===== Input for this task =====

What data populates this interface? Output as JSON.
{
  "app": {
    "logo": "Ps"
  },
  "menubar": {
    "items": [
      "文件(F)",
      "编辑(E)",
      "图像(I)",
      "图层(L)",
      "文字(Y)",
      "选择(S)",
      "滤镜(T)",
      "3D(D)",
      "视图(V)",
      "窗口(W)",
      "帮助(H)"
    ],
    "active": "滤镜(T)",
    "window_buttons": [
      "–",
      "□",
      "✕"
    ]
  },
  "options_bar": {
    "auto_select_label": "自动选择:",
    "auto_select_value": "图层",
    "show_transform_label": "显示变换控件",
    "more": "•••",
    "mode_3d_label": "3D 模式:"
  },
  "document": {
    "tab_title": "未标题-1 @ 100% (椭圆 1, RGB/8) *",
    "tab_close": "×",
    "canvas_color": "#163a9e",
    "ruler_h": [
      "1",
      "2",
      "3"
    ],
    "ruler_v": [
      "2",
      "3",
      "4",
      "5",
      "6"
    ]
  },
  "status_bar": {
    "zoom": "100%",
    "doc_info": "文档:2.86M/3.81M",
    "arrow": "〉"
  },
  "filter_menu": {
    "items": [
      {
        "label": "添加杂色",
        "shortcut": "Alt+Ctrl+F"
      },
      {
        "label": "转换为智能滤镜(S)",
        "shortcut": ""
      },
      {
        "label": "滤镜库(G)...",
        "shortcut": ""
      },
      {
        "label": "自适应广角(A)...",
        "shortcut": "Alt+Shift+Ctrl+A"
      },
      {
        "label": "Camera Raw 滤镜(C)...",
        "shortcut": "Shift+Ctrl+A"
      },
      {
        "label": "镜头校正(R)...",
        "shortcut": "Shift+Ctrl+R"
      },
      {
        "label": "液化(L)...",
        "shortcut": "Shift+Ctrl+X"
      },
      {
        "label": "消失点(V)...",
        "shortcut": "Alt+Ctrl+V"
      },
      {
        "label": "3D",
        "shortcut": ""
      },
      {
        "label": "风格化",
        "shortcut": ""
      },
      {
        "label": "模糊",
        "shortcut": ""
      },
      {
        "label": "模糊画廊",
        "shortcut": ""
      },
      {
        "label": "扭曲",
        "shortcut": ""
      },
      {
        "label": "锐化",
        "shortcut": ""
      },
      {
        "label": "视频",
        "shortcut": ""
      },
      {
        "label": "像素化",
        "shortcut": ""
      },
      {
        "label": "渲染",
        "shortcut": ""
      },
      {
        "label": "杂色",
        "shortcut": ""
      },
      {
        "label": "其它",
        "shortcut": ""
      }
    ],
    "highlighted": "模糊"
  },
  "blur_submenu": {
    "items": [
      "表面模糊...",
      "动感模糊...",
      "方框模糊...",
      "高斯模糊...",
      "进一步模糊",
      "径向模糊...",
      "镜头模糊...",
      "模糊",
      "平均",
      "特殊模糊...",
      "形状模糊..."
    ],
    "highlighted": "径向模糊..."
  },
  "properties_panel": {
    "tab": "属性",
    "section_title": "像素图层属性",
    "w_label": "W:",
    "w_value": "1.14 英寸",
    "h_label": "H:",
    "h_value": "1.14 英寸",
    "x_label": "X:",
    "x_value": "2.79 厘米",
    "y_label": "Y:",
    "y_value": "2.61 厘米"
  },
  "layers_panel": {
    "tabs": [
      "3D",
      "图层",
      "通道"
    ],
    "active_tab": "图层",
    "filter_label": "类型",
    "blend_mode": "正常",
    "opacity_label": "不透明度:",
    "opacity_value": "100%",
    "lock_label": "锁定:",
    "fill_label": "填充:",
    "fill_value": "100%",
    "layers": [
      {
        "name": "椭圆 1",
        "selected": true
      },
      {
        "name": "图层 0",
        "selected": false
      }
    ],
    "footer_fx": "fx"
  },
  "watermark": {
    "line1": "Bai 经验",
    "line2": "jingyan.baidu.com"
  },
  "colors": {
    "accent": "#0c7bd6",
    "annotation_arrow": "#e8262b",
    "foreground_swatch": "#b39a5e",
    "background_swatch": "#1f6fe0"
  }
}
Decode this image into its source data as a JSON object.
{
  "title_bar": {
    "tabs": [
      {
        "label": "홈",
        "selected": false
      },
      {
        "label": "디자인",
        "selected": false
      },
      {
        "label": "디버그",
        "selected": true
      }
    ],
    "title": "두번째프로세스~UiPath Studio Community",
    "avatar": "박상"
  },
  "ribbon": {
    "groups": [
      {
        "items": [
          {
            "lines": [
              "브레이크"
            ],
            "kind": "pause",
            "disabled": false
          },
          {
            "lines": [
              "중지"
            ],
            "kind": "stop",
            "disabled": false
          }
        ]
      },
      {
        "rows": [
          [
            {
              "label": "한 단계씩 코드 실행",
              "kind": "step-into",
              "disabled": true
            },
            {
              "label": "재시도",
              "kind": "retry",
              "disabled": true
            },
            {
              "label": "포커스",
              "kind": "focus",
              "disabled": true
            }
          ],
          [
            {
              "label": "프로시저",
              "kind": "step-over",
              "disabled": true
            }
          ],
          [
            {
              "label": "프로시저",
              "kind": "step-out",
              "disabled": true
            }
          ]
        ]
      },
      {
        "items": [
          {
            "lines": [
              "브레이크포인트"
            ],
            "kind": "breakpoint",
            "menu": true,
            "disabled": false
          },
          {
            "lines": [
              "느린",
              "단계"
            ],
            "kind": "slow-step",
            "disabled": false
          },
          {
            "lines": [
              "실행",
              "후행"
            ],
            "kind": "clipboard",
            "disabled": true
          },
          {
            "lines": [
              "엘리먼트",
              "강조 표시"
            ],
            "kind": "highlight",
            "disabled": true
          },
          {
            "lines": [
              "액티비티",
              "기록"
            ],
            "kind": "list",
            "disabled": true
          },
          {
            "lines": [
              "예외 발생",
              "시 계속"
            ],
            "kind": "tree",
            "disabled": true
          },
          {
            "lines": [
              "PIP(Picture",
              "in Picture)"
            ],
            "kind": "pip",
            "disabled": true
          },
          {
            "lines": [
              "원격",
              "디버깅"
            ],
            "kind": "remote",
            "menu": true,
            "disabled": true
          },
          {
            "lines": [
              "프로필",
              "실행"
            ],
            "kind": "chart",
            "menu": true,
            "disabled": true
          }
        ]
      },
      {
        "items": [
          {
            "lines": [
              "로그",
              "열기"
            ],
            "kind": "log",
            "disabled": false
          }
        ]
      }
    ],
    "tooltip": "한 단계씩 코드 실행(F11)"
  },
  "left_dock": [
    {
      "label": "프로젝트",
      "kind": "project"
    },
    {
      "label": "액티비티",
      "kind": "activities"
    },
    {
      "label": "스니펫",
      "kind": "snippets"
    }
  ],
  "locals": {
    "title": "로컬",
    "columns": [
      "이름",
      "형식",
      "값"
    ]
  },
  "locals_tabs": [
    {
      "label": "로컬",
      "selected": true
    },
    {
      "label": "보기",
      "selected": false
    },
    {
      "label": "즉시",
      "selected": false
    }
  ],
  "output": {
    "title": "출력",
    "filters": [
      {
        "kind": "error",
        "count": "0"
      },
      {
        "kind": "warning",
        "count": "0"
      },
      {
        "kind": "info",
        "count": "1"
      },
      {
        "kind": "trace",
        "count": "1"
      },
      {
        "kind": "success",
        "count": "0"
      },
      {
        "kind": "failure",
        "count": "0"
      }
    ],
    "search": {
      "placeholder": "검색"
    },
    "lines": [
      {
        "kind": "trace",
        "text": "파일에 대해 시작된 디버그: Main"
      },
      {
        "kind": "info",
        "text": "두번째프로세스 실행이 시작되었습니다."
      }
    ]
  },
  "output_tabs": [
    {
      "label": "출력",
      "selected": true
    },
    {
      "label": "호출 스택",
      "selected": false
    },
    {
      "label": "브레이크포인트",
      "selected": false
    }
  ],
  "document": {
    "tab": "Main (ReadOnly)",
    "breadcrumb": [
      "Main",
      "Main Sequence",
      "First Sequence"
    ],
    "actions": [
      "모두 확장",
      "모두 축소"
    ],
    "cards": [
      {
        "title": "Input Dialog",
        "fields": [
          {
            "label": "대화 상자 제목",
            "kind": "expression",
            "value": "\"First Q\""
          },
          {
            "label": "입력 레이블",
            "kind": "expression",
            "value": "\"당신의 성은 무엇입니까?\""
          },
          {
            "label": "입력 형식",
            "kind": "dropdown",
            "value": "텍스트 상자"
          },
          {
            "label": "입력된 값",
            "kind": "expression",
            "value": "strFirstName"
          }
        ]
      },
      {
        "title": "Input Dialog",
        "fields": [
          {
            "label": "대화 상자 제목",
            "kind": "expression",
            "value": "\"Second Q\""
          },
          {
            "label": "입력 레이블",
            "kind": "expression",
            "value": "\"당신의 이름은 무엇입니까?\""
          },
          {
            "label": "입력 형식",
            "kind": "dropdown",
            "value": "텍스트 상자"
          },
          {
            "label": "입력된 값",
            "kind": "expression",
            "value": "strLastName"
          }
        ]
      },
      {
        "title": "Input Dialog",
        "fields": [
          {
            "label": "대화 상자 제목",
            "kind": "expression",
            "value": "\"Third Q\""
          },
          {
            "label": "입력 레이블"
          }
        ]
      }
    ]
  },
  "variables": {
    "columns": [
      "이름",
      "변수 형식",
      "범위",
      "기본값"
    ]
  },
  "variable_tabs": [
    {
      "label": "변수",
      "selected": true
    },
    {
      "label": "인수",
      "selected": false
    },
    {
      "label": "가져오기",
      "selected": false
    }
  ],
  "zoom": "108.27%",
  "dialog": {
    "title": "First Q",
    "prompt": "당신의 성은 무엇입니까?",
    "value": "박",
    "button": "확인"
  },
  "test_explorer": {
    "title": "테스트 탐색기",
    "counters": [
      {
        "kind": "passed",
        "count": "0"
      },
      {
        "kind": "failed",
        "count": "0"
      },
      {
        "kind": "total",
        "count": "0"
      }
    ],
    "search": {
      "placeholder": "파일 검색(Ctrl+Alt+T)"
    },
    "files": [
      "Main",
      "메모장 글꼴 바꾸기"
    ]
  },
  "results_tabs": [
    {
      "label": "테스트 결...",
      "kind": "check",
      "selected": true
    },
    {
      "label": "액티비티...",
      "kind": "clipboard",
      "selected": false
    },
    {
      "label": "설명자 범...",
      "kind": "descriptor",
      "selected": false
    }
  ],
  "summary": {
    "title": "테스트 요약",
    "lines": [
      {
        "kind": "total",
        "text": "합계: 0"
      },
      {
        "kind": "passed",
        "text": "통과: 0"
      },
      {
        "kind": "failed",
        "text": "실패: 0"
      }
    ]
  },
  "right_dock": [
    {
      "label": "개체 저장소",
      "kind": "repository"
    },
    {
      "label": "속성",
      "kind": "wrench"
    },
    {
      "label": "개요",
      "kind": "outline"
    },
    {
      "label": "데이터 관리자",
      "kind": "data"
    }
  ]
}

=====

Make a list of all lines in the data that contain "Ctrl".

        "shortcut": "Alt+Ctrl+F"
        "shortcut": "Alt+Shift+Ctrl+A"
        "shortcut": "Shift+Ctrl+A"
        "shortcut": "Shift+Ctrl+R"
        "shortcut": "Shift+Ctrl+X"
        "shortcut": "Alt+Ctrl+V"
      "placeholder": "파일 검색(Ctrl+Alt+T)"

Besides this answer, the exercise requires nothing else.